- _Aim of the exercise_:
Quote, verbatim, all material below, without pictures.

- _Source records_:
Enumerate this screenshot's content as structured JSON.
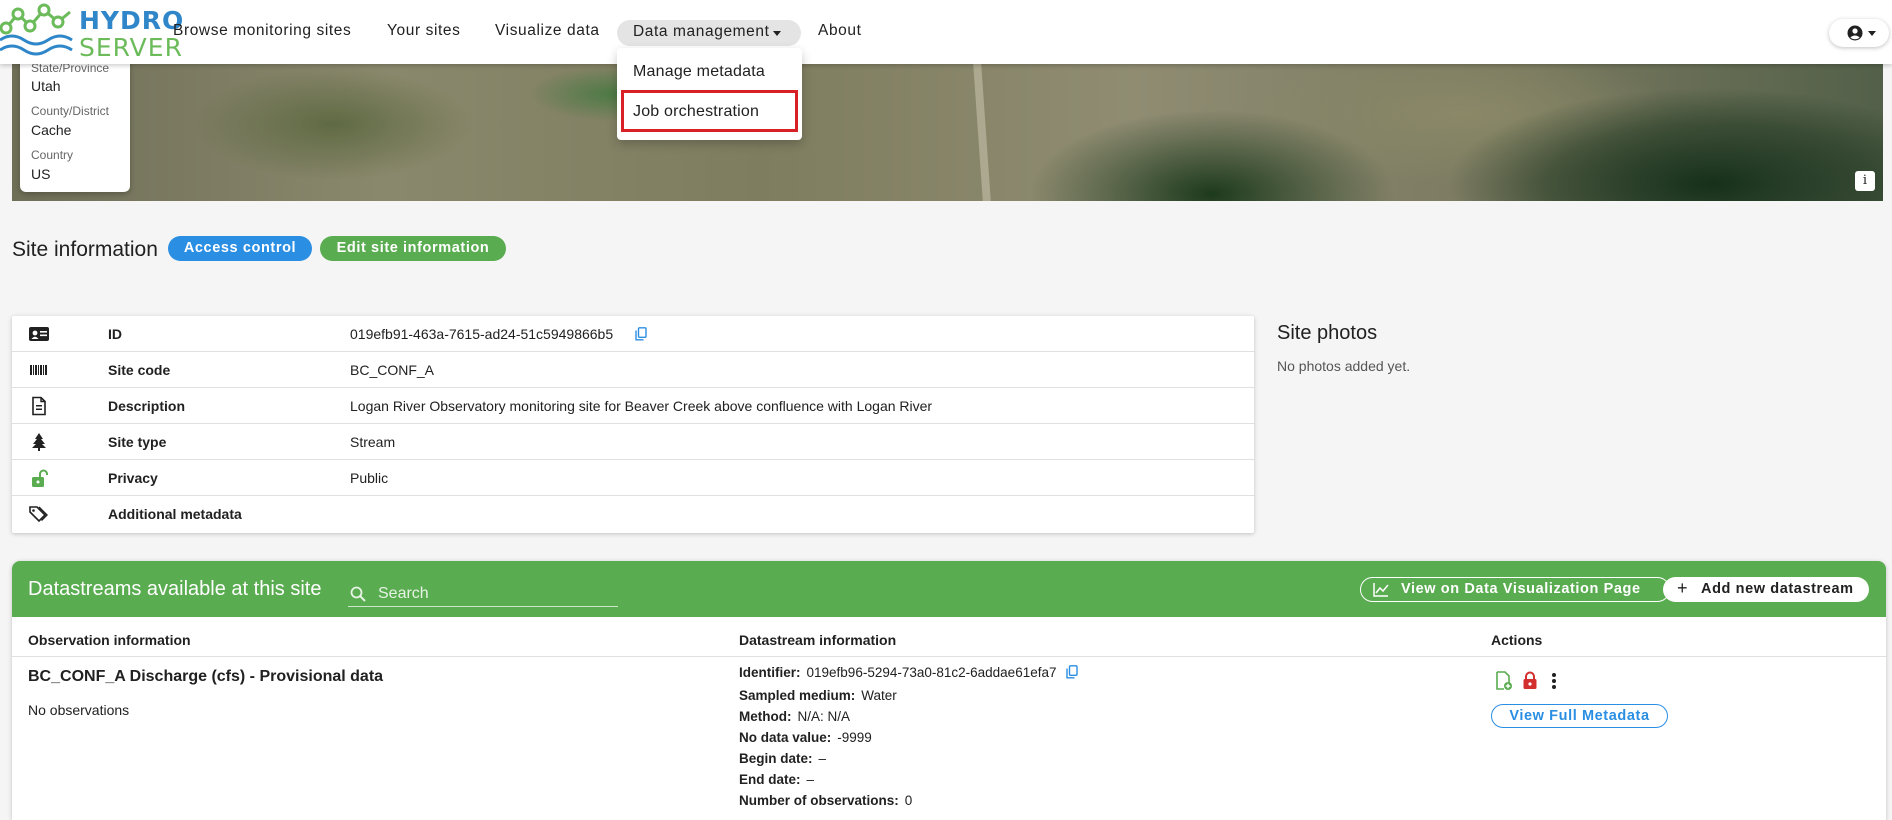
{
  "app": {
    "logo_top": "HYDRO",
    "logo_bottom": "SERVER",
    "colors": {
      "brand_green": "#5aac50",
      "brand_blue": "#2a8ee3",
      "highlight_red": "#d92027"
    }
  },
  "nav": {
    "browse": "Browse monitoring sites",
    "your_sites": "Your sites",
    "visualize": "Visualize data",
    "data_management": "Data management",
    "about": "About",
    "account_icon": "account-circle-icon"
  },
  "dropdown": {
    "items": [
      "Manage metadata",
      "Job orchestration"
    ]
  },
  "location": {
    "state_label": "State/Province",
    "state_value": "Utah",
    "county_label": "County/District",
    "county_value": "Cache",
    "country_label": "Country",
    "country_value": "US",
    "info_glyph": "i"
  },
  "site": {
    "title": "Site information",
    "access_control": "Access control",
    "edit": "Edit site information",
    "rows": [
      {
        "icon": "id-card-icon",
        "label": "ID",
        "value": "019efb91-463a-7615-ad24-51c5949866b5"
      },
      {
        "icon": "barcode-icon",
        "label": "Site code",
        "value": "BC_CONF_A"
      },
      {
        "icon": "document-icon",
        "label": "Description",
        "value": "Logan River Observatory monitoring site for Beaver Creek above confluence with Logan River"
      },
      {
        "icon": "tree-icon",
        "label": "Site type",
        "value": "Stream"
      },
      {
        "icon": "unlock-icon",
        "label": "Privacy",
        "value": "Public"
      },
      {
        "icon": "tags-icon",
        "label": "Additional metadata",
        "value": ""
      }
    ]
  },
  "photos": {
    "title": "Site photos",
    "empty": "No photos added yet."
  },
  "datastreams": {
    "title": "Datastreams available at this site",
    "search_placeholder": "Search",
    "view_viz": "View on Data Visualization Page",
    "add_new": "Add new datastream",
    "columns": [
      "Observation information",
      "Datastream information",
      "Actions"
    ],
    "items": [
      {
        "name": "BC_CONF_A Discharge (cfs) - Provisional data",
        "observations": "No observations",
        "meta": [
          {
            "label": "Identifier:",
            "value": "019efb96-5294-73a0-81c2-6addae61efa7"
          },
          {
            "label": "Sampled medium:",
            "value": "Water"
          },
          {
            "label": "Method:",
            "value": "N/A: N/A"
          },
          {
            "label": "No data value:",
            "value": "-9999"
          },
          {
            "label": "Begin date:",
            "value": "–"
          },
          {
            "label": "End date:",
            "value": "–"
          },
          {
            "label": "Number of observations:",
            "value": "0"
          }
        ],
        "view_full": "View Full Metadata"
      }
    ]
  }
}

- _Finished exercise_:
Enumerate this screenshot's content as structured JSON.
{
  "app": {
    "logo_top": "HYDRO",
    "logo_bottom": "SERVER",
    "colors": {
      "brand_green": "#5aac50",
      "brand_blue": "#2a8ee3",
      "highlight_red": "#d92027"
    }
  },
  "nav": {
    "browse": "Browse monitoring sites",
    "your_sites": "Your sites",
    "visualize": "Visualize data",
    "data_management": "Data management",
    "about": "About",
    "account_icon": "account-circle-icon"
  },
  "dropdown": {
    "items": [
      "Manage metadata",
      "Job orchestration"
    ]
  },
  "location": {
    "state_label": "State/Province",
    "state_value": "Utah",
    "county_label": "County/District",
    "county_value": "Cache",
    "country_label": "Country",
    "country_value": "US",
    "info_glyph": "i"
  },
  "site": {
    "title": "Site information",
    "access_control": "Access control",
    "edit": "Edit site information",
    "rows": [
      {
        "icon": "id-card-icon",
        "label": "ID",
        "value": "019efb91-463a-7615-ad24-51c5949866b5"
      },
      {
        "icon": "barcode-icon",
        "label": "Site code",
        "value": "BC_CONF_A"
      },
      {
        "icon": "document-icon",
        "label": "Description",
        "value": "Logan River Observatory monitoring site for Beaver Creek above confluence with Logan River"
      },
      {
        "icon": "tree-icon",
        "label": "Site type",
        "value": "Stream"
      },
      {
        "icon": "unlock-icon",
        "label": "Privacy",
        "value": "Public"
      },
      {
        "icon": "tags-icon",
        "label": "Additional metadata",
        "value": ""
      }
    ]
  },
  "photos": {
    "title": "Site photos",
    "empty": "No photos added yet."
  },
  "datastreams": {
    "title": "Datastreams available at this site",
    "search_placeholder": "Search",
    "view_viz": "View on Data Visualization Page",
    "add_new": "Add new datastream",
    "columns": [
      "Observation information",
      "Datastream information",
      "Actions"
    ],
    "items": [
      {
        "name": "BC_CONF_A Discharge (cfs) - Provisional data",
        "observations": "No observations",
        "meta": [
          {
            "label": "Identifier:",
            "value": "019efb96-5294-73a0-81c2-6addae61efa7"
          },
          {
            "label": "Sampled medium:",
            "value": "Water"
          },
          {
            "label": "Method:",
            "value": "N/A: N/A"
          },
          {
            "label": "No data value:",
            "value": "-9999"
          },
          {
            "label": "Begin date:",
            "value": "–"
          },
          {
            "label": "End date:",
            "value": "–"
          },
          {
            "label": "Number of observations:",
            "value": "0"
          }
        ],
        "view_full": "View Full Metadata"
      }
    ]
  }
}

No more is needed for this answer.